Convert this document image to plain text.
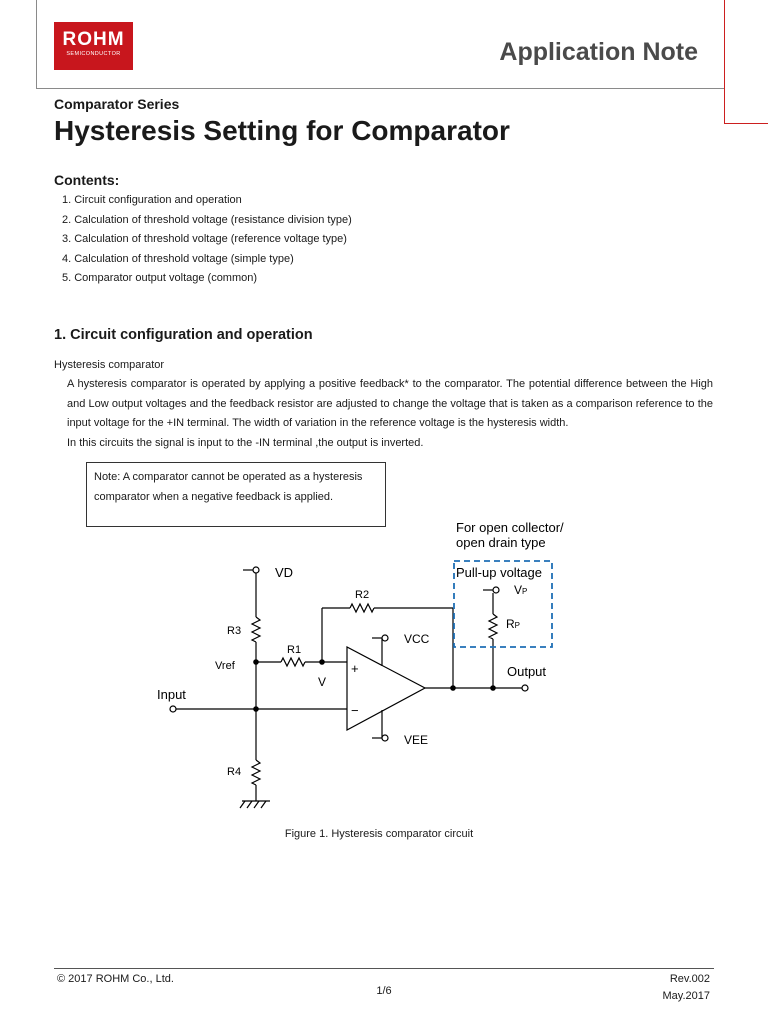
ROHM
SEMICONDUCTOR	Application Note
Comparator Series
Hysteresis Setting for Comparator
Contents:
1. Circuit configuration and operation
2. Calculation of threshold voltage (resistance division type)
3. Calculation of threshold voltage (reference voltage type)
4. Calculation of threshold voltage (simple type)
5. Comparator output voltage (common)
1. Circuit configuration and operation
Hysteresis comparator

A hysteresis comparator is operated by applying a positive feedback* to the comparator. The potential difference between the High and Low output voltages and the feedback resistor are adjusted to change the voltage that is taken as a comparison reference to the input voltage for the +IN terminal. The width of variation in the reference voltage is the hysteresis width.

In this circuits the signal is input to the -IN terminal ,the output is inverted.

Note: A comparator cannot be operated as a hysteresis comparator when a negative feedback is applied.
For open collector/
open drain type
Pull-up voltage
VD
R2
R3
R1
Vref
V
+
−
VCC
VEE
Input
Output
R4
VP
RP
Figure 1. Hysteresis comparator circuit
© 2017 ROHM Co., Ltd.
1/6
Rev.002
May.2017
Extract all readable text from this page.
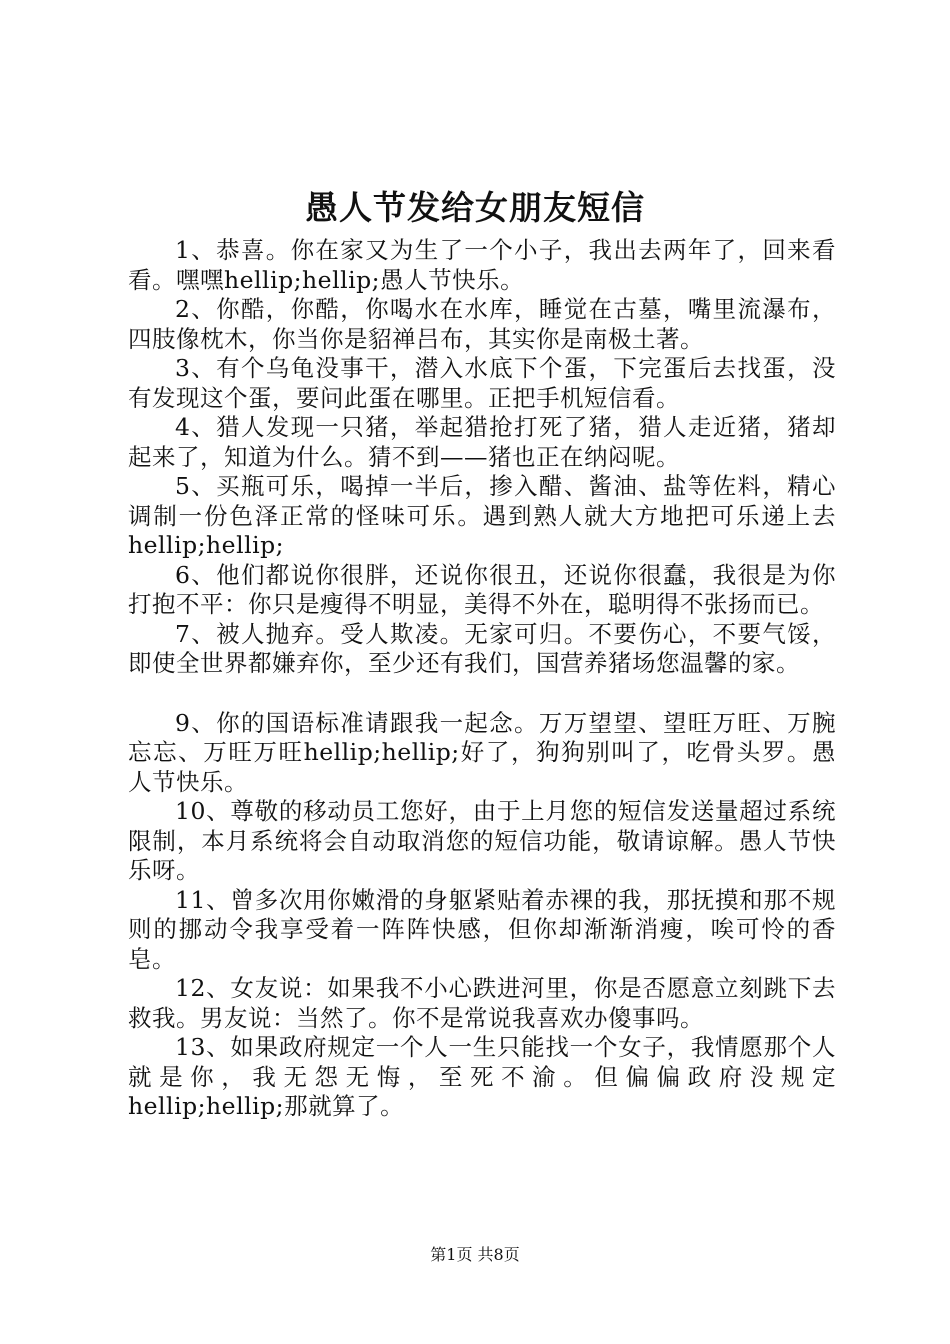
愚人节发给女朋友短信

1、恭喜。你在家又为生了一个小子，我出去两年了，回来看看。嘿嘿hellip;hellip;愚人节快乐。

2、你酷，你酷，你喝水在水库，睡觉在古墓，嘴里流瀑布，四肢像枕木，你当你是貂禅吕布，其实你是南极土著。

3、有个乌龟没事干，潜入水底下个蛋，下完蛋后去找蛋，没有发现这个蛋，要问此蛋在哪里。正把手机短信看。

4、猎人发现一只猪，举起猎抢打死了猪，猎人走近猪，猪却起来了，知道为什么。猜不到——猪也正在纳闷呢。

5、买瓶可乐，喝掉一半后，掺入醋、酱油、盐等佐料，精心调制一份色泽正常的怪味可乐。遇到熟人就大方地把可乐递上去hellip;hellip;

6、他们都说你很胖，还说你很丑，还说你很蠢，我很是为你打抱不平：你只是瘦得不明显，美得不外在，聪明得不张扬而已。

7、被人抛弃。受人欺凌。无家可归。不要伤心，不要气馁，即使全世界都嫌弃你，至少还有我们，国营养猪场您温馨的家。

9、你的国语标准请跟我一起念。万万望望、望旺万旺、万腕忘忘、万旺万旺hellip;hellip;好了，狗狗别叫了，吃骨头罗。愚人节快乐。

10、尊敬的移动员工您好，由于上月您的短信发送量超过系统限制，本月系统将会自动取消您的短信功能，敬请谅解。愚人节快乐呀。

11、曾多次用你嫩滑的身躯紧贴着赤裸的我，那抚摸和那不规则的挪动令我享受着一阵阵快感，但你却渐渐消瘦，唉可怜的香皂。

12、女友说：如果我不小心跌进河里，你是否愿意立刻跳下去救我。男友说：当然了。你不是常说我喜欢办傻事吗。

13、如果政府规定一个人一生只能找一个女子，我情愿那个人就是你，我无怨无悔，至死不渝。但偏偏政府没规定hellip;hellip;那就算了。

第1页 共8页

+ + + + + + +

▸ **TASK**
Copy out all the entries exactly. Images stay out of the copy.

▸ **RESULT OF THE TASK**
Convert this document image to plain text.
ROHM
SEMICONDUCTOR	Application Note
Comparator Series
Hysteresis Setting for Comparator
Contents:
1. Circuit configuration and operation
2. Calculation of threshold voltage (resistance division type)
3. Calculation of threshold voltage (reference voltage type)
4. Calculation of threshold voltage (simple type)
5. Comparator output voltage (common)
1. Circuit configuration and operation
Hysteresis comparator

A hysteresis comparator is operated by applying a positive feedback* to the comparator. The potential difference between the High and Low output voltages and the feedback resistor are adjusted to change the voltage that is taken as a comparison reference to the input voltage for the +IN terminal. The width of variation in the reference voltage is the hysteresis width.

In this circuits the signal is input to the -IN terminal ,the output is inverted.

Note: A comparator cannot be operated as a hysteresis comparator when a negative feedback is applied.
For open collector/
open drain type
Pull-up voltage
VD
R2
R3
R1
Vref
V
+
−
VCC
VEE
Input
Output
R4
VP
RP
Figure 1. Hysteresis comparator circuit
© 2017 ROHM Co., Ltd.
1/6
Rev.002
May.2017
Extract all readable text from this page.
愚人节发给女朋友短信

1、恭喜。你在家又为生了一个小子，我出去两年了，回来看看。嘿嘿hellip;hellip;愚人节快乐。

2、你酷，你酷，你喝水在水库，睡觉在古墓，嘴里流瀑布，四肢像枕木，你当你是貂禅吕布，其实你是南极土著。

3、有个乌龟没事干，潜入水底下个蛋，下完蛋后去找蛋，没有发现这个蛋，要问此蛋在哪里。正把手机短信看。

4、猎人发现一只猪，举起猎抢打死了猪，猎人走近猪，猪却起来了，知道为什么。猜不到——猪也正在纳闷呢。

5、买瓶可乐，喝掉一半后，掺入醋、酱油、盐等佐料，精心调制一份色泽正常的怪味可乐。遇到熟人就大方地把可乐递上去hellip;hellip;

6、他们都说你很胖，还说你很丑，还说你很蠢，我很是为你打抱不平：你只是瘦得不明显，美得不外在，聪明得不张扬而已。

7、被人抛弃。受人欺凌。无家可归。不要伤心，不要气馁，即使全世界都嫌弃你，至少还有我们，国营养猪场您温馨的家。

9、你的国语标准请跟我一起念。万万望望、望旺万旺、万腕忘忘、万旺万旺hellip;hellip;好了，狗狗别叫了，吃骨头罗。愚人节快乐。

10、尊敬的移动员工您好，由于上月您的短信发送量超过系统限制，本月系统将会自动取消您的短信功能，敬请谅解。愚人节快乐呀。

11、曾多次用你嫩滑的身躯紧贴着赤裸的我，那抚摸和那不规则的挪动令我享受着一阵阵快感，但你却渐渐消瘦，唉可怜的香皂。

12、女友说：如果我不小心跌进河里，你是否愿意立刻跳下去救我。男友说：当然了。你不是常说我喜欢办傻事吗。

13、如果政府规定一个人一生只能找一个女子，我情愿那个人就是你，我无怨无悔，至死不渝。但偏偏政府没规定hellip;hellip;那就算了。

第1页 共8页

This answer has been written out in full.